Each record is to be transcribed exactly.

>> Begin MATERIAL PROVIDED

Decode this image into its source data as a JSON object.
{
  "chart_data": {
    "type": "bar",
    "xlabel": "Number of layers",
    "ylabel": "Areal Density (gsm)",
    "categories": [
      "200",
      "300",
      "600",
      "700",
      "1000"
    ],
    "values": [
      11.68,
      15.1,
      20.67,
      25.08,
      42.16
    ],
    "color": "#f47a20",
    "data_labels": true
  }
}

>> End MATERIAL PROVIDED

| RESULT OF THIS EXERCISE |
Decode this image into its source data as a JSON object.
{
  "chart_data": {
    "type": "bar",
    "xlabel": "Number of layers",
    "ylabel": "Areal Density (gsm)",
    "categories": [
      "200",
      "300",
      "600",
      "700",
      "1000"
    ],
    "values": [
      11.68,
      15.1,
      20.67,
      25.08,
      42.16
    ],
    "color": "#f47a20",
    "data_labels": true
  }
}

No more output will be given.